Layout region records
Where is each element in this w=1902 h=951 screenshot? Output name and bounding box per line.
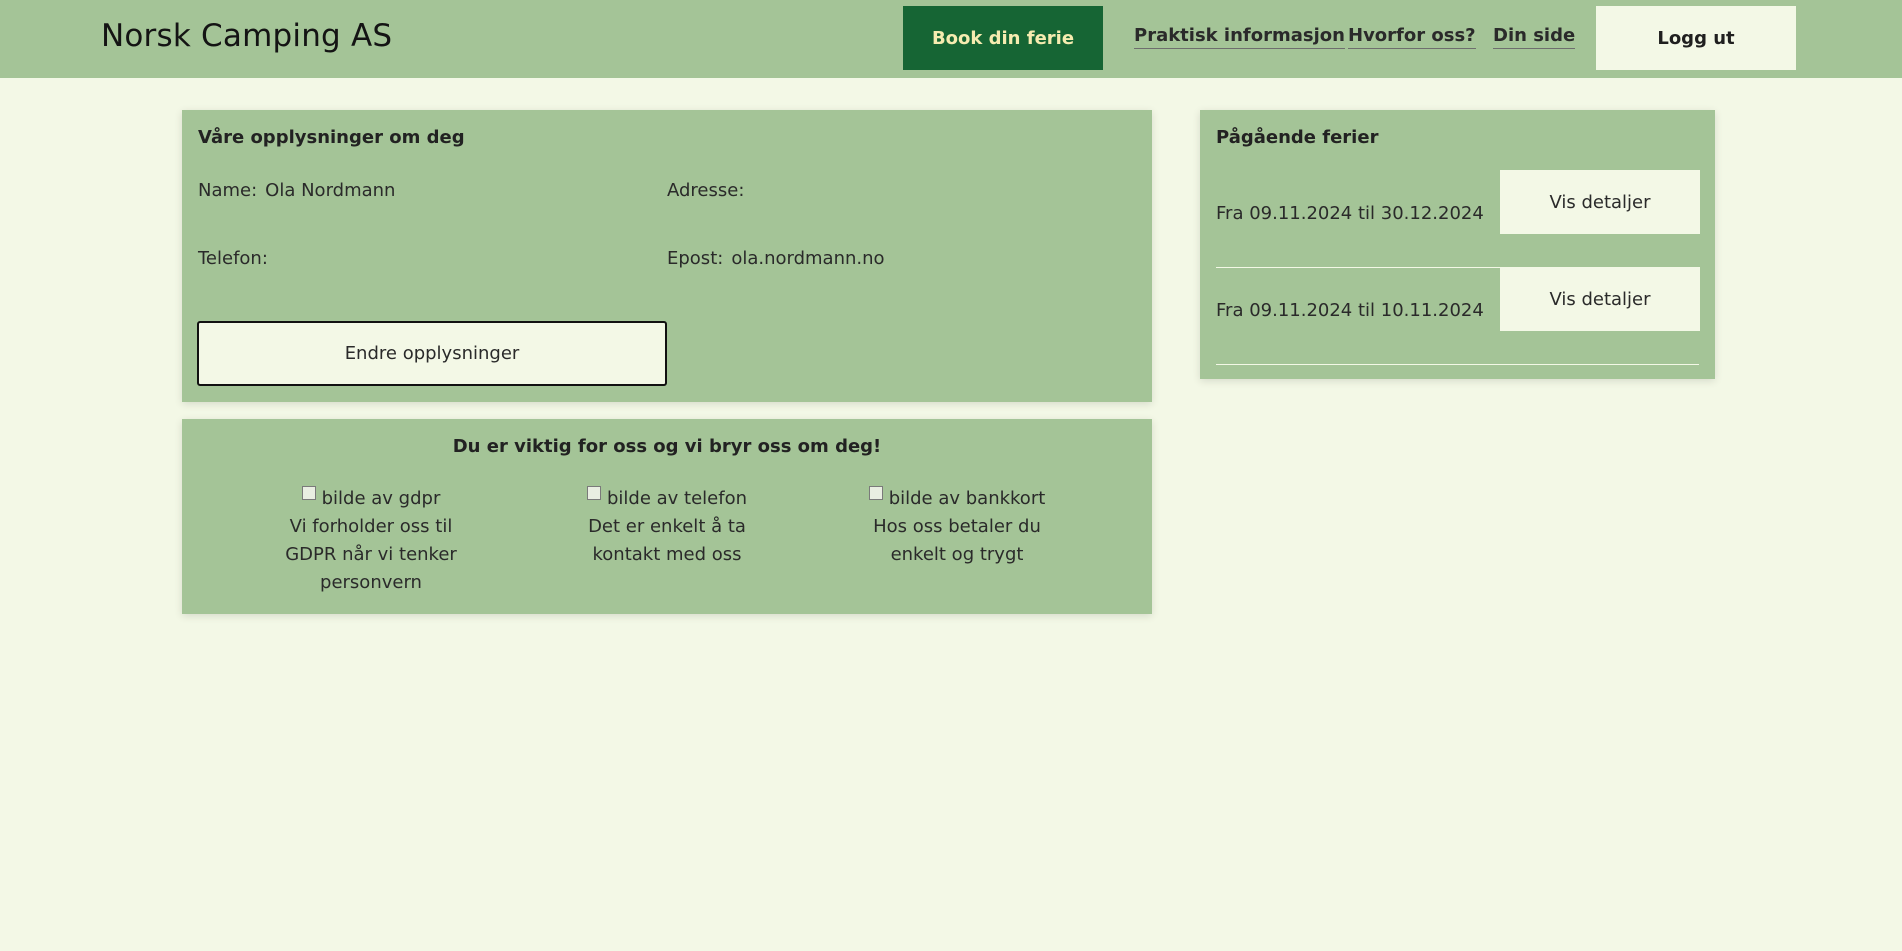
care-title: Du er viktig for oss og vi bryr oss om d… [452,436,882,457]
view-details-button[interactable]: Vis detaljer [1500,170,1700,234]
gdpr-image: bilde av gdpr [276,485,466,513]
email-field: Epost: ola.nordmann.no [667,248,885,269]
gdpr-text: Vi forholder oss til GDPR når vi tenker … [285,516,457,593]
vacation-row: Fra 09.11.2024 til 10.11.2024 Vis detalj… [1216,267,1700,365]
logout-button[interactable]: Logg ut [1596,6,1796,70]
phone-field: Telefon: [198,248,276,269]
bankcard-image-alt: bilde av bankkort [888,488,1046,509]
broken-image-icon [586,486,601,500]
top-navigation-bar: Norsk Camping AS Book din ferie Praktisk… [0,0,1902,78]
bankcard-text: Hos oss betaler du enkelt og trygt [873,516,1041,565]
care-info-panel: Du er viktig for oss og vi bryr oss om d… [182,419,1152,614]
name-field: Name: Ola Nordmann [198,180,395,201]
ongoing-vacations-panel: Pågående ferier Fra 09.11.2024 til 30.12… [1200,110,1715,379]
nav-link-practical-info[interactable]: Praktisk informasjon [1134,25,1345,49]
feature-bankcard: bilde av bankkort Hos oss betaler du enk… [862,485,1052,569]
view-details-button[interactable]: Vis detaljer [1500,267,1700,331]
feature-phone: bilde av telefon Det er enkelt å ta kont… [572,485,762,569]
phone-image-alt: bilde av telefon [606,488,748,509]
profile-info-title: Våre opplysninger om deg [198,127,465,148]
email-label: Epost: [667,248,724,269]
address-field: Adresse: [667,180,752,201]
email-value: ola.nordmann.no [731,248,885,269]
profile-info-panel: Våre opplysninger om deg Name: Ola Nordma… [182,110,1152,402]
nav-link-why-us[interactable]: Hvorfor oss? [1348,25,1476,49]
address-label: Adresse: [667,180,745,201]
phone-image: bilde av telefon [572,485,762,513]
nav-link-my-page[interactable]: Din side [1493,25,1576,49]
broken-image-icon [868,486,883,500]
edit-details-button[interactable]: Endre opplysninger [197,321,667,386]
feature-gdpr: bilde av gdpr Vi forholder oss til GDPR … [276,485,466,597]
book-vacation-button[interactable]: Book din ferie [903,6,1103,70]
vacation-dates: Fra 09.11.2024 til 30.12.2024 [1216,203,1484,224]
phone-text: Det er enkelt å ta kontakt med oss [588,516,746,565]
gdpr-image-alt: bilde av gdpr [321,488,441,509]
brand-logo-text[interactable]: Norsk Camping AS [101,18,392,54]
name-value: Ola Nordmann [265,180,396,201]
name-label: Name: [198,180,258,201]
bankcard-image: bilde av bankkort [862,485,1052,513]
vacation-row: Fra 09.11.2024 til 30.12.2024 Vis detalj… [1216,170,1700,268]
broken-image-icon [301,486,316,500]
vacation-dates: Fra 09.11.2024 til 10.11.2024 [1216,300,1484,321]
phone-label: Telefon: [198,248,268,269]
ongoing-vacations-title: Pågående ferier [1216,127,1379,148]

(The exercise):
How many of the lines above contain the string "panel"? Give only the number.

(Output below):
3